→ **Given instruction**:
Using the listing below, copy every line that mentions "wood".

[Dataset items]
#####
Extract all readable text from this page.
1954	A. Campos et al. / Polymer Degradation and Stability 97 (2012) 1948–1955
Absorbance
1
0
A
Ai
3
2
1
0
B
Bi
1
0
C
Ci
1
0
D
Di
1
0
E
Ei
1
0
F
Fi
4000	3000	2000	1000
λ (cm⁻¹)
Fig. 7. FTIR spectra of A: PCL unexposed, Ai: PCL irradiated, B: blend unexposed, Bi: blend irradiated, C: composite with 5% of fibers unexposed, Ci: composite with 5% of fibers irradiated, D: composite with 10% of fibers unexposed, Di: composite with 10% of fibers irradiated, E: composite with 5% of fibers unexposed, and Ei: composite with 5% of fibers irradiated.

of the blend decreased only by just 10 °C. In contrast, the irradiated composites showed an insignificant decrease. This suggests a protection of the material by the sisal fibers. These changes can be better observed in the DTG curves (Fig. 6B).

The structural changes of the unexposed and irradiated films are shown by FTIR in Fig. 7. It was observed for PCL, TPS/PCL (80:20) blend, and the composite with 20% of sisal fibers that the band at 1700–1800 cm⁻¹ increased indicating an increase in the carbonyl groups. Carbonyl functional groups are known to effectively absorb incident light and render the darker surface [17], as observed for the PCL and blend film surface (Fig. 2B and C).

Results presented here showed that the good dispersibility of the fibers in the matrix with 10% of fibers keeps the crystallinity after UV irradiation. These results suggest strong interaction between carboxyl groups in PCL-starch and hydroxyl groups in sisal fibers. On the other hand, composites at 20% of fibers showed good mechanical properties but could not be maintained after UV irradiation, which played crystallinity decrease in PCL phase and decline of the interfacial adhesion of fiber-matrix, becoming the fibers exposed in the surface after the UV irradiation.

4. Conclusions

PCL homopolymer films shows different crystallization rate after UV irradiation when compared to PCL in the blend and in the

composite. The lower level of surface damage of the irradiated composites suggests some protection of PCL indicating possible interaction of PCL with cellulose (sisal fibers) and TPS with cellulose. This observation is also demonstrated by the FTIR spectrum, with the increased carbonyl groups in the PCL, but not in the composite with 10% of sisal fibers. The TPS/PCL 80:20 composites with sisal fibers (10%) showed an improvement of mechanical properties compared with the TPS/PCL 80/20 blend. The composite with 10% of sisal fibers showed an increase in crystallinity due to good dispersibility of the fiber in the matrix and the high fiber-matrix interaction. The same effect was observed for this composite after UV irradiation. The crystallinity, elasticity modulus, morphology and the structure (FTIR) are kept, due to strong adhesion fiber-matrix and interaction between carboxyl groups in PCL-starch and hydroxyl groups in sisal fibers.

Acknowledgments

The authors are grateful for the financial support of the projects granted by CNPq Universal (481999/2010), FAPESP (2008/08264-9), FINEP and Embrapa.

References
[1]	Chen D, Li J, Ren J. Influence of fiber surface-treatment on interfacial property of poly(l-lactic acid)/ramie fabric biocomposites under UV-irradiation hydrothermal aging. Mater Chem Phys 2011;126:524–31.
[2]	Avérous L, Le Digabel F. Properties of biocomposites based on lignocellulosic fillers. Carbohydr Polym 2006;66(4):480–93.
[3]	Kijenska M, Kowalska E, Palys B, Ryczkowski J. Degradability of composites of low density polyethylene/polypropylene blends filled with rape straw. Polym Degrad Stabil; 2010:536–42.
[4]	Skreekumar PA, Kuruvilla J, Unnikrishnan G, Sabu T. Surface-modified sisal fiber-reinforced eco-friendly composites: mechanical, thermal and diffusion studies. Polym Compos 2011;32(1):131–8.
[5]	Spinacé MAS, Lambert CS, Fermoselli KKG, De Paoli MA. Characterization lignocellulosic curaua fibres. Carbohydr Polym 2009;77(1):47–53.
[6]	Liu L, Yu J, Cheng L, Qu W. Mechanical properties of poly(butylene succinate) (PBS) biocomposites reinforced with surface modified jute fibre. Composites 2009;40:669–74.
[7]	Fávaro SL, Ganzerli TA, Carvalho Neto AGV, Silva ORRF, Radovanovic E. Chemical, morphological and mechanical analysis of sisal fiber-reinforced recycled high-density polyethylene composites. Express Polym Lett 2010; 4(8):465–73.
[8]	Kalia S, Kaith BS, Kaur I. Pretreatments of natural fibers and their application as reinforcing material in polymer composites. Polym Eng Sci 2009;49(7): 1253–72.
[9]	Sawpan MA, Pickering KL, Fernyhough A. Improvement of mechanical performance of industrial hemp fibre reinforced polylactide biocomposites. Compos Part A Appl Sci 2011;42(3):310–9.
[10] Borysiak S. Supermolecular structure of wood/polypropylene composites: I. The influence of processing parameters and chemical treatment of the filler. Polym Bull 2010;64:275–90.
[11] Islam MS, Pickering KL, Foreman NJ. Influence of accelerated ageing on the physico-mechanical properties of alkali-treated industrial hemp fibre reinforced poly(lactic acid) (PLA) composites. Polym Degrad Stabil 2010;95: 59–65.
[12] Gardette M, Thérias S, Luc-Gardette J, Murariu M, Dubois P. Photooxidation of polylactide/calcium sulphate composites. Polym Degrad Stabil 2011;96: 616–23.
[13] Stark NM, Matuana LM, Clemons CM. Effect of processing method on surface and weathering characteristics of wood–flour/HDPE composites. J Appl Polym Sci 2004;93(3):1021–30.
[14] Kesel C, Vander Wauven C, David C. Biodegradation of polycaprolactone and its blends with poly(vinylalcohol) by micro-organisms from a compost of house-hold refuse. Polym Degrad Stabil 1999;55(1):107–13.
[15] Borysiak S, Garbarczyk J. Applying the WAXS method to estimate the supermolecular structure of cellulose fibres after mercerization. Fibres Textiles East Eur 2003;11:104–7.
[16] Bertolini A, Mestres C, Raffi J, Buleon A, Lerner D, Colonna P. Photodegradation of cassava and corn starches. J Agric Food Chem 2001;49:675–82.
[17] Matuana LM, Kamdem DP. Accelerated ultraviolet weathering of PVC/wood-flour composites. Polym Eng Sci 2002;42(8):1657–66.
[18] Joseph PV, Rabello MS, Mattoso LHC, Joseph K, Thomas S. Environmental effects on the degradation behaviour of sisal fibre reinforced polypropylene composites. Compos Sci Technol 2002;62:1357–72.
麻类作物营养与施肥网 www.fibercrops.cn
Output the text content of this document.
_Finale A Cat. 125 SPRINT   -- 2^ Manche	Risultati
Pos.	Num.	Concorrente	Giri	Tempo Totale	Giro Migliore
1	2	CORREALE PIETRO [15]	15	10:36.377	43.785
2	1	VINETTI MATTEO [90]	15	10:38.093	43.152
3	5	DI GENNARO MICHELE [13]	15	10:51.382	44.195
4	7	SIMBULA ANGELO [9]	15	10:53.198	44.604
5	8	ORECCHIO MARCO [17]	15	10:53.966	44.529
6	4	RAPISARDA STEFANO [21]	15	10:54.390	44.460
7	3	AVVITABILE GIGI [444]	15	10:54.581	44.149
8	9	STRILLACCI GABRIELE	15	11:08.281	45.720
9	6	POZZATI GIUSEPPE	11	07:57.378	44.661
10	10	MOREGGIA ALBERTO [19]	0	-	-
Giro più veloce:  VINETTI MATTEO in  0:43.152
#####
→ **Response below**:
[10] Borysiak S. Supermolecular structure of wood/polypropylene composites: I. The influence of processing parameters and chemical treatment of the filler. Polym Bull 2010;64:275–90.
[13] Stark NM, Matuana LM, Clemons CM. Effect of processing method on surface and weathering characteristics of wood–flour/HDPE composites. J Appl Polym Sci 2004;93(3):1021–30.
[17] Matuana LM, Kamdem DP. Accelerated ultraviolet weathering of PVC/wood-flour composites. Polym Eng Sci 2002;42(8):1657–66.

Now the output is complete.